[Stored data entries]
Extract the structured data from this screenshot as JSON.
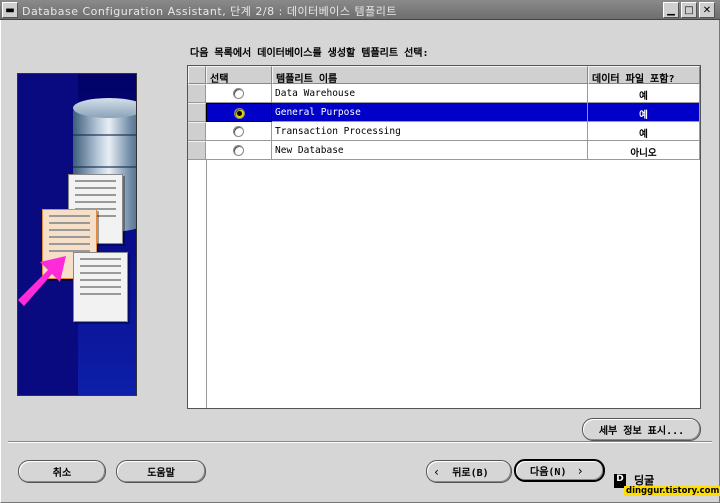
{
  "window": {
    "title": "Database Configuration Assistant, 단계 2/8 : 데이터베이스 템플리트"
  },
  "prompt": "다음 목록에서 데이터베이스를 생성할 템플리트 선택:",
  "table": {
    "columns": [
      "선택",
      "템플리트 이름",
      "데이터 파일 포함?"
    ],
    "rows": [
      {
        "name": "Data Warehouse",
        "includes_data": "예",
        "selected": false
      },
      {
        "name": "General Purpose",
        "includes_data": "예",
        "selected": true
      },
      {
        "name": "Transaction Processing",
        "includes_data": "예",
        "selected": false
      },
      {
        "name": "New Database",
        "includes_data": "아니오",
        "selected": false
      }
    ]
  },
  "buttons": {
    "details": "세부 정보 표시...",
    "cancel": "취소",
    "help": "도움말",
    "back": "뒤로(B)",
    "next": "다음(N)"
  },
  "watermark": {
    "url": "dinggur.tistory.com",
    "name": "딩굴"
  },
  "icons": [
    "close-icon",
    "maximize-icon",
    "minimize-icon",
    "chevron-left-icon",
    "chevron-right-icon",
    "database-icon"
  ]
}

§ **EXERCISE**:
Do not include images; quote all of the entries above exactly.

§ **SOLUTION FOR THIS EXERCISE**:
Extract the structured data from this screenshot as JSON.
{
  "window": {
    "title": "Database Configuration Assistant, 단계 2/8 : 데이터베이스 템플리트"
  },
  "prompt": "다음 목록에서 데이터베이스를 생성할 템플리트 선택:",
  "table": {
    "columns": [
      "선택",
      "템플리트 이름",
      "데이터 파일 포함?"
    ],
    "rows": [
      {
        "name": "Data Warehouse",
        "includes_data": "예",
        "selected": false
      },
      {
        "name": "General Purpose",
        "includes_data": "예",
        "selected": true
      },
      {
        "name": "Transaction Processing",
        "includes_data": "예",
        "selected": false
      },
      {
        "name": "New Database",
        "includes_data": "아니오",
        "selected": false
      }
    ]
  },
  "buttons": {
    "details": "세부 정보 표시...",
    "cancel": "취소",
    "help": "도움말",
    "back": "뒤로(B)",
    "next": "다음(N)"
  },
  "watermark": {
    "url": "dinggur.tistory.com",
    "name": "딩굴"
  },
  "icons": [
    "close-icon",
    "maximize-icon",
    "minimize-icon",
    "chevron-left-icon",
    "chevron-right-icon",
    "database-icon"
  ]
}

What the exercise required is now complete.